Work instructions:
Using the records below, locate all lines containing "label" and return them.

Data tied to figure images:
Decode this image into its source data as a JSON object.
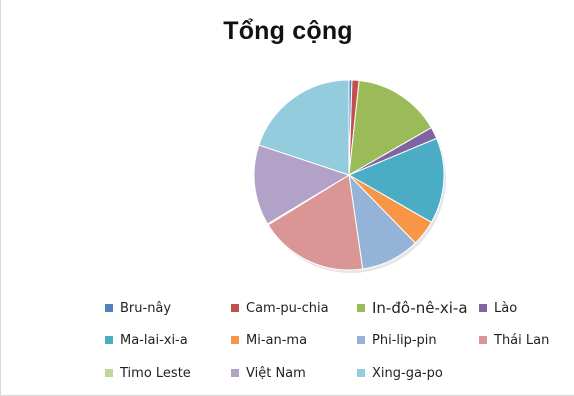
{
  "chart_data": {
    "type": "pie",
    "title": "Tổng cộng",
    "legend_position": "bottom",
    "series": [
      {
        "values": [
          {
            "label": "Bru-nây",
            "value": 0.5,
            "color": "#4f81bd"
          },
          {
            "label": "Cam-pu-chia",
            "value": 1.2,
            "color": "#c0504d"
          },
          {
            "label": "In-đô-nê-xi-a",
            "value": 15.0,
            "color": "#9bbb59"
          },
          {
            "label": "Lào",
            "value": 2.0,
            "color": "#8064a2"
          },
          {
            "label": "Ma-lai-xi-a",
            "value": 14.6,
            "color": "#4bacc6"
          },
          {
            "label": "Mi-an-ma",
            "value": 4.4,
            "color": "#f79646"
          },
          {
            "label": "Phi-lip-pin",
            "value": 10.0,
            "color": "#95b3d7"
          },
          {
            "label": "Thái Lan",
            "value": 18.5,
            "color": "#d99694"
          },
          {
            "label": "Timo Leste",
            "value": 0.2,
            "color": "#c3d69b"
          },
          {
            "label": "Việt Nam",
            "value": 13.7,
            "color": "#b3a2c7"
          },
          {
            "label": "Xing-ga-po",
            "value": 19.9,
            "color": "#93cddd"
          }
        ]
      }
    ]
  }
}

Worked solution:
            "label": "Bru-nây",
            "label": "Cam-pu-chia",
            "label": "In-đô-nê-xi-a",
            "label": "Lào",
            "label": "Ma-lai-xi-a",
            "label": "Mi-an-ma",
            "label": "Phi-lip-pin",
            "label": "Thái Lan",
            "label": "Timo Leste",
            "label": "Việt Nam",
            "label": "Xing-ga-po",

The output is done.